Figure dataset records
---+---

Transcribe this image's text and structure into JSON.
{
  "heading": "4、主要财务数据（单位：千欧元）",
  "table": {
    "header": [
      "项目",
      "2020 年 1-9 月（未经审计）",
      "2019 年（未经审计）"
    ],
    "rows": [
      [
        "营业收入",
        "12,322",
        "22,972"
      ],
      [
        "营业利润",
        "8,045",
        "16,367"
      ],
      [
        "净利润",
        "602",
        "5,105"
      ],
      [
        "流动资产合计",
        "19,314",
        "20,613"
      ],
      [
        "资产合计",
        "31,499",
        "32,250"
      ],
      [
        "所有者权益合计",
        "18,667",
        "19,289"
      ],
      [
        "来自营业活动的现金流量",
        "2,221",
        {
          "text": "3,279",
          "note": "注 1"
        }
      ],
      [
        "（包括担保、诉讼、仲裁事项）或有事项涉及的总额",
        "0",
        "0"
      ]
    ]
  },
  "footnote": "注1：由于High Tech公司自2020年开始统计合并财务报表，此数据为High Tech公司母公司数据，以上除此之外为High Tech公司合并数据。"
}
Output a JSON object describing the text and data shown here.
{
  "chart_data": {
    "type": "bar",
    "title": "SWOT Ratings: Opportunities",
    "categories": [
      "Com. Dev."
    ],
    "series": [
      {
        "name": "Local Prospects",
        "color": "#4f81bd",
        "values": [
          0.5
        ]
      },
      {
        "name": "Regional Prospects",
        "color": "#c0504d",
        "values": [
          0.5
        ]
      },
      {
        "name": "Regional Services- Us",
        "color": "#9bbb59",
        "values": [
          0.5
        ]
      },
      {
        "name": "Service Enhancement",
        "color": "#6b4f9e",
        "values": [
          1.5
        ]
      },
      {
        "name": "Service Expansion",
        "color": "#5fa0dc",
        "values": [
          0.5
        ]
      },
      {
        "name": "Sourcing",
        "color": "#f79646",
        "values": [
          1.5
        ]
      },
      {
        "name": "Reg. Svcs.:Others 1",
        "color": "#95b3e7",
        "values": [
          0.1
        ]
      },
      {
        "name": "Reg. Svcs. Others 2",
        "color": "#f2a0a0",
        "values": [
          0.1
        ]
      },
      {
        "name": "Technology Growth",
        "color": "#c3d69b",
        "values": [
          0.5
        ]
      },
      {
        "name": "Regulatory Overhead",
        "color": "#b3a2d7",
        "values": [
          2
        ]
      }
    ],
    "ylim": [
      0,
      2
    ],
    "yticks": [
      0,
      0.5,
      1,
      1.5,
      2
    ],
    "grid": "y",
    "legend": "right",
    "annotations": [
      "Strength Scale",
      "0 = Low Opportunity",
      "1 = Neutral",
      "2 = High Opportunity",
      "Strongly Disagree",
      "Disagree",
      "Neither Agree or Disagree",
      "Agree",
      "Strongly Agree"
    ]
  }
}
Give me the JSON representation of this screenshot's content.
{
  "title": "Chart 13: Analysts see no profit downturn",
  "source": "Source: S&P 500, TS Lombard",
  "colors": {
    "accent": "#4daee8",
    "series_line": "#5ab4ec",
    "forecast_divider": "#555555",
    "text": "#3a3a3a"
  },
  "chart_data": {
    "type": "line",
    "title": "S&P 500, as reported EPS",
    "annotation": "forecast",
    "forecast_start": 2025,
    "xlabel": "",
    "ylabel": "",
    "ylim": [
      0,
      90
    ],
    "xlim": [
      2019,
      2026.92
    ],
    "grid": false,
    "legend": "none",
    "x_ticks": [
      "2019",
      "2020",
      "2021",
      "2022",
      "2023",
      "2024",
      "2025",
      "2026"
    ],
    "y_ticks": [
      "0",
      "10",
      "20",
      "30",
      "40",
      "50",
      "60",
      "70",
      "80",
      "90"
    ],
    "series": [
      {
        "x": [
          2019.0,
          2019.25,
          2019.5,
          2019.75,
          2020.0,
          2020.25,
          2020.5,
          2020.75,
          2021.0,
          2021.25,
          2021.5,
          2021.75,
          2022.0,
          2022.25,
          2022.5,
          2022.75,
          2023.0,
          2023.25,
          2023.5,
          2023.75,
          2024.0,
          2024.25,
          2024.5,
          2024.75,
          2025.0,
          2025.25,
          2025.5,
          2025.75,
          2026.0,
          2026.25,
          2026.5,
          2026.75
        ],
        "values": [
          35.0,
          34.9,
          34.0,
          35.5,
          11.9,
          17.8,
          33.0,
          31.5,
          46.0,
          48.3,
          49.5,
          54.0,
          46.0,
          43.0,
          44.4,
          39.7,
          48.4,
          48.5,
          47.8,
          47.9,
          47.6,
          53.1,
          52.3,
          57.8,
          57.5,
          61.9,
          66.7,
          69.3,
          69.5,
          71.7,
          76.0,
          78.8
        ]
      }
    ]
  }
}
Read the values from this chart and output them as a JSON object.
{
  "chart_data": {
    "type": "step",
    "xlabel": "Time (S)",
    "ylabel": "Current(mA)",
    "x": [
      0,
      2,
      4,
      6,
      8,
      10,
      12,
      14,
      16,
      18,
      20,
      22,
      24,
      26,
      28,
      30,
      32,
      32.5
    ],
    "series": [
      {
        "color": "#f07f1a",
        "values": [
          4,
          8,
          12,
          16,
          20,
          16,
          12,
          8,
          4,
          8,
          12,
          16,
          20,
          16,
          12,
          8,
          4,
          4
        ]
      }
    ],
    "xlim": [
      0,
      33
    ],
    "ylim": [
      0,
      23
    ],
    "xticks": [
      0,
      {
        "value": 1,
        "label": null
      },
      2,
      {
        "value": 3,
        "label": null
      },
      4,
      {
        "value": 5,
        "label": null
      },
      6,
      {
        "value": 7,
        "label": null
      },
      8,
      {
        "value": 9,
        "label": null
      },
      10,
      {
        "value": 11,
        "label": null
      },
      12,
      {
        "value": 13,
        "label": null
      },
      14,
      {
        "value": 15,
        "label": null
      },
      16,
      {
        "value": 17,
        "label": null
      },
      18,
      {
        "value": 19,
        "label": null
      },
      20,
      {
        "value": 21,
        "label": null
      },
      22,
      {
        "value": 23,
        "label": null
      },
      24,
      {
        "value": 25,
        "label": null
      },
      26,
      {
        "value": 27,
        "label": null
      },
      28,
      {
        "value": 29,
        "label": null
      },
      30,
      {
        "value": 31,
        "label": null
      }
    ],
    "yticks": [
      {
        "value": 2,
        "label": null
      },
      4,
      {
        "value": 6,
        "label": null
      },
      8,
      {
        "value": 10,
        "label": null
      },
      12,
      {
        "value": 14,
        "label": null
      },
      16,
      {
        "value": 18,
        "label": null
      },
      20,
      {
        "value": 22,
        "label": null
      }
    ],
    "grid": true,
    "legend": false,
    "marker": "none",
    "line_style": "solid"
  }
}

---+---

> **Written exercise**:
Copy every line of the material, please, keeping it exactly the same.

> **Solution to the problem**:
Transcribe this image's text and structure into JSON.
{
  "heading": "4、主要财务数据（单位：千欧元）",
  "table": {
    "header": [
      "项目",
      "2020 年 1-9 月（未经审计）",
      "2019 年（未经审计）"
    ],
    "rows": [
      [
        "营业收入",
        "12,322",
        "22,972"
      ],
      [
        "营业利润",
        "8,045",
        "16,367"
      ],
      [
        "净利润",
        "602",
        "5,105"
      ],
      [
        "流动资产合计",
        "19,314",
        "20,613"
      ],
      [
        "资产合计",
        "31,499",
        "32,250"
      ],
      [
        "所有者权益合计",
        "18,667",
        "19,289"
      ],
      [
        "来自营业活动的现金流量",
        "2,221",
        {
          "text": "3,279",
          "note": "注 1"
        }
      ],
      [
        "（包括担保、诉讼、仲裁事项）或有事项涉及的总额",
        "0",
        "0"
      ]
    ]
  },
  "footnote": "注1：由于High Tech公司自2020年开始统计合并财务报表，此数据为High Tech公司母公司数据，以上除此之外为High Tech公司合并数据。"
}
Output a JSON object describing the text and data shown here.
{
  "chart_data": {
    "type": "bar",
    "title": "SWOT Ratings: Opportunities",
    "categories": [
      "Com. Dev."
    ],
    "series": [
      {
        "name": "Local Prospects",
        "color": "#4f81bd",
        "values": [
          0.5
        ]
      },
      {
        "name": "Regional Prospects",
        "color": "#c0504d",
        "values": [
          0.5
        ]
      },
      {
        "name": "Regional Services- Us",
        "color": "#9bbb59",
        "values": [
          0.5
        ]
      },
      {
        "name": "Service Enhancement",
        "color": "#6b4f9e",
        "values": [
          1.5
        ]
      },
      {
        "name": "Service Expansion",
        "color": "#5fa0dc",
        "values": [
          0.5
        ]
      },
      {
        "name": "Sourcing",
        "color": "#f79646",
        "values": [
          1.5
        ]
      },
      {
        "name": "Reg. Svcs.:Others 1",
        "color": "#95b3e7",
        "values": [
          0.1
        ]
      },
      {
        "name": "Reg. Svcs. Others 2",
        "color": "#f2a0a0",
        "values": [
          0.1
        ]
      },
      {
        "name": "Technology Growth",
        "color": "#c3d69b",
        "values": [
          0.5
        ]
      },
      {
        "name": "Regulatory Overhead",
        "color": "#b3a2d7",
        "values": [
          2
        ]
      }
    ],
    "ylim": [
      0,
      2
    ],
    "yticks": [
      0,
      0.5,
      1,
      1.5,
      2
    ],
    "grid": "y",
    "legend": "right",
    "annotations": [
      "Strength Scale",
      "0 = Low Opportunity",
      "1 = Neutral",
      "2 = High Opportunity",
      "Strongly Disagree",
      "Disagree",
      "Neither Agree or Disagree",
      "Agree",
      "Strongly Agree"
    ]
  }
}
Give me the JSON representation of this screenshot's content.
{
  "title": "Chart 13: Analysts see no profit downturn",
  "source": "Source: S&P 500, TS Lombard",
  "colors": {
    "accent": "#4daee8",
    "series_line": "#5ab4ec",
    "forecast_divider": "#555555",
    "text": "#3a3a3a"
  },
  "chart_data": {
    "type": "line",
    "title": "S&P 500, as reported EPS",
    "annotation": "forecast",
    "forecast_start": 2025,
    "xlabel": "",
    "ylabel": "",
    "ylim": [
      0,
      90
    ],
    "xlim": [
      2019,
      2026.92
    ],
    "grid": false,
    "legend": "none",
    "x_ticks": [
      "2019",
      "2020",
      "2021",
      "2022",
      "2023",
      "2024",
      "2025",
      "2026"
    ],
    "y_ticks": [
      "0",
      "10",
      "20",
      "30",
      "40",
      "50",
      "60",
      "70",
      "80",
      "90"
    ],
    "series": [
      {
        "x": [
          2019.0,
          2019.25,
          2019.5,
          2019.75,
          2020.0,
          2020.25,
          2020.5,
          2020.75,
          2021.0,
          2021.25,
          2021.5,
          2021.75,
          2022.0,
          2022.25,
          2022.5,
          2022.75,
          2023.0,
          2023.25,
          2023.5,
          2023.75,
          2024.0,
          2024.25,
          2024.5,
          2024.75,
          2025.0,
          2025.25,
          2025.5,
          2025.75,
          2026.0,
          2026.25,
          2026.5,
          2026.75
        ],
        "values": [
          35.0,
          34.9,
          34.0,
          35.5,
          11.9,
          17.8,
          33.0,
          31.5,
          46.0,
          48.3,
          49.5,
          54.0,
          46.0,
          43.0,
          44.4,
          39.7,
          48.4,
          48.5,
          47.8,
          47.9,
          47.6,
          53.1,
          52.3,
          57.8,
          57.5,
          61.9,
          66.7,
          69.3,
          69.5,
          71.7,
          76.0,
          78.8
        ]
      }
    ]
  }
}
Read the values from this chart and output them as a JSON object.
{
  "chart_data": {
    "type": "step",
    "xlabel": "Time (S)",
    "ylabel": "Current(mA)",
    "x": [
      0,
      2,
      4,
      6,
      8,
      10,
      12,
      14,
      16,
      18,
      20,
      22,
      24,
      26,
      28,
      30,
      32,
      32.5
    ],
    "series": [
      {
        "color": "#f07f1a",
        "values": [
          4,
          8,
          12,
          16,
          20,
          16,
          12,
          8,
          4,
          8,
          12,
          16,
          20,
          16,
          12,
          8,
          4,
          4
        ]
      }
    ],
    "xlim": [
      0,
      33
    ],
    "ylim": [
      0,
      23
    ],
    "xticks": [
      0,
      {
        "value": 1,
        "label": null
      },
      2,
      {
        "value": 3,
        "label": null
      },
      4,
      {
        "value": 5,
        "label": null
      },
      6,
      {
        "value": 7,
        "label": null
      },
      8,
      {
        "value": 9,
        "label": null
      },
      10,
      {
        "value": 11,
        "label": null
      },
      12,
      {
        "value": 13,
        "label": null
      },
      14,
      {
        "value": 15,
        "label": null
      },
      16,
      {
        "value": 17,
        "label": null
      },
      18,
      {
        "value": 19,
        "label": null
      },
      20,
      {
        "value": 21,
        "label": null
      },
      22,
      {
        "value": 23,
        "label": null
      },
      24,
      {
        "value": 25,
        "label": null
      },
      26,
      {
        "value": 27,
        "label": null
      },
      28,
      {
        "value": 29,
        "label": null
      },
      30,
      {
        "value": 31,
        "label": null
      }
    ],
    "yticks": [
      {
        "value": 2,
        "label": null
      },
      4,
      {
        "value": 6,
        "label": null
      },
      8,
      {
        "value": 10,
        "label": null
      },
      12,
      {
        "value": 14,
        "label": null
      },
      16,
      {
        "value": 18,
        "label": null
      },
      20,
      {
        "value": 22,
        "label": null
      }
    ],
    "grid": true,
    "legend": false,
    "marker": "none",
    "line_style": "solid"
  }
}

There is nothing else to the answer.